### GIVEN PROBLEM:
Leave out the pictures and transcribe the rest of the records exactly.

•••

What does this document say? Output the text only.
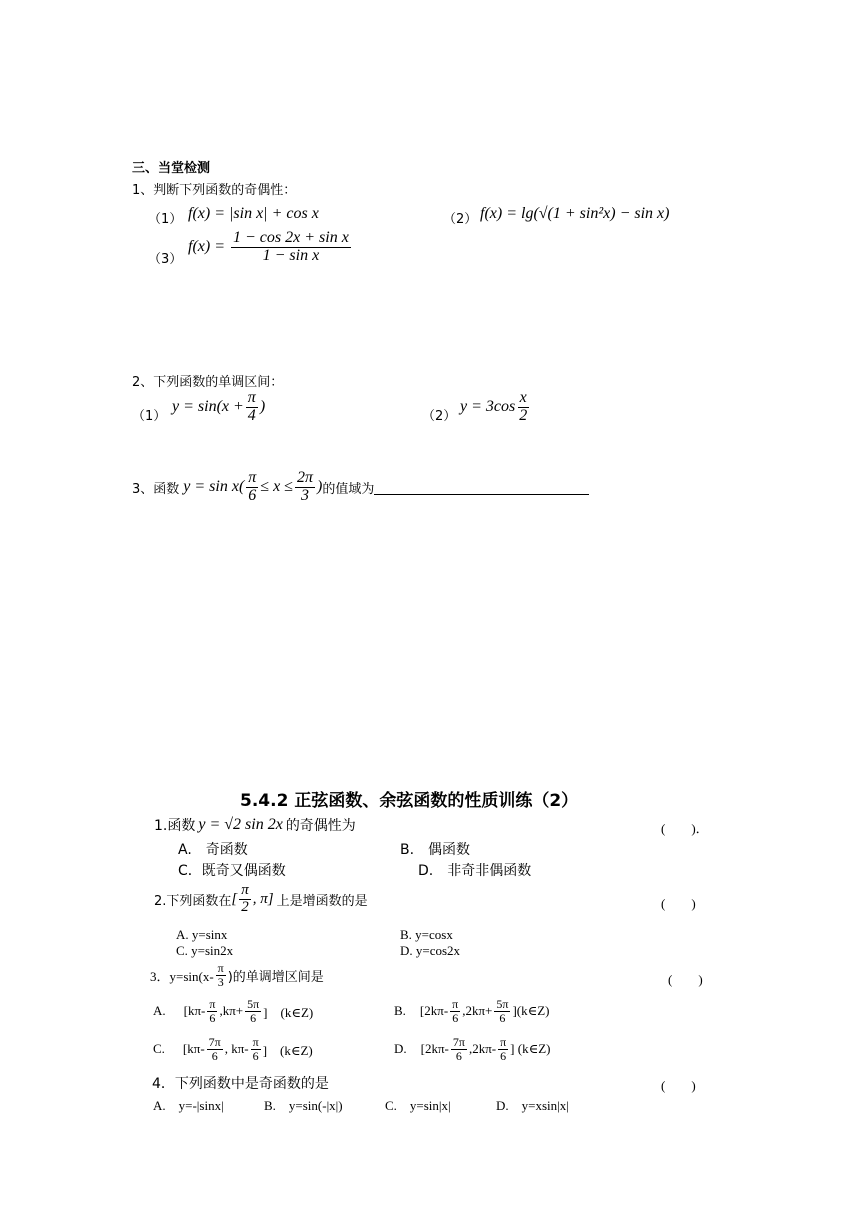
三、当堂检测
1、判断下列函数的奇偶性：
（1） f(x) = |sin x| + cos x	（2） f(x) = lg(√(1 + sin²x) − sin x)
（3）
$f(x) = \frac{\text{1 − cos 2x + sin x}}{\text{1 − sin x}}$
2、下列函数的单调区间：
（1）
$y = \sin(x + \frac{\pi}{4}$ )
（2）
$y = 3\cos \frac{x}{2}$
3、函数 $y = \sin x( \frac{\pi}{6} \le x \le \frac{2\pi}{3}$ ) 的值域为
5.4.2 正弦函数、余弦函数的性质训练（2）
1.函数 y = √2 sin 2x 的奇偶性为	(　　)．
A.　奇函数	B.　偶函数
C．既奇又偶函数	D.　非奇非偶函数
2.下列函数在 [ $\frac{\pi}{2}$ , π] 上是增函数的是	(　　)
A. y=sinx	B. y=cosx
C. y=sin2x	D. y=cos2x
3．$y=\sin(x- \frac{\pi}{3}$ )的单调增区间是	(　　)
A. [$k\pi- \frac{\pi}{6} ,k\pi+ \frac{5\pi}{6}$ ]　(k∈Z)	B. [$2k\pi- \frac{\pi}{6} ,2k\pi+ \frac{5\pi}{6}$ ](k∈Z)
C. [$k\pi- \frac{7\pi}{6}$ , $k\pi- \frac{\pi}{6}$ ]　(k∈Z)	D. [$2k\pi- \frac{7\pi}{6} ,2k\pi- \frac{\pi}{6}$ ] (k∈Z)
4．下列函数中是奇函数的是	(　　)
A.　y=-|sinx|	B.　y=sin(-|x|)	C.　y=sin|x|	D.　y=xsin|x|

•••

### EXERCISE RESPONSE:
What does this document say? Output the text only.
三、当堂检测
1、判断下列函数的奇偶性：
（1） f(x) = |sin x| + cos x	（2） f(x) = lg(√(1 + sin²x) − sin x)
（3）
$f(x) = \frac{\text{1 − cos 2x + sin x}}{\text{1 − sin x}}$
2、下列函数的单调区间：
（1）
$y = \sin(x + \frac{\pi}{4}$ )
（2）
$y = 3\cos \frac{x}{2}$
3、函数 $y = \sin x( \frac{\pi}{6} \le x \le \frac{2\pi}{3}$ ) 的值域为
5.4.2 正弦函数、余弦函数的性质训练（2）
1.函数 y = √2 sin 2x 的奇偶性为	(　　)．
A.　奇函数	B.　偶函数
C．既奇又偶函数	D.　非奇非偶函数
2.下列函数在 [ $\frac{\pi}{2}$ , π] 上是增函数的是	(　　)
A. y=sinx	B. y=cosx
C. y=sin2x	D. y=cos2x
3．$y=\sin(x- \frac{\pi}{3}$ )的单调增区间是	(　　)
A. [$k\pi- \frac{\pi}{6} ,k\pi+ \frac{5\pi}{6}$ ]　(k∈Z)	B. [$2k\pi- \frac{\pi}{6} ,2k\pi+ \frac{5\pi}{6}$ ](k∈Z)
C. [$k\pi- \frac{7\pi}{6}$ , $k\pi- \frac{\pi}{6}$ ]　(k∈Z)	D. [$2k\pi- \frac{7\pi}{6} ,2k\pi- \frac{\pi}{6}$ ] (k∈Z)
4．下列函数中是奇函数的是	(　　)
A.　y=-|sinx|	B.　y=sin(-|x|)	C.　y=sin|x|	D.　y=xsin|x|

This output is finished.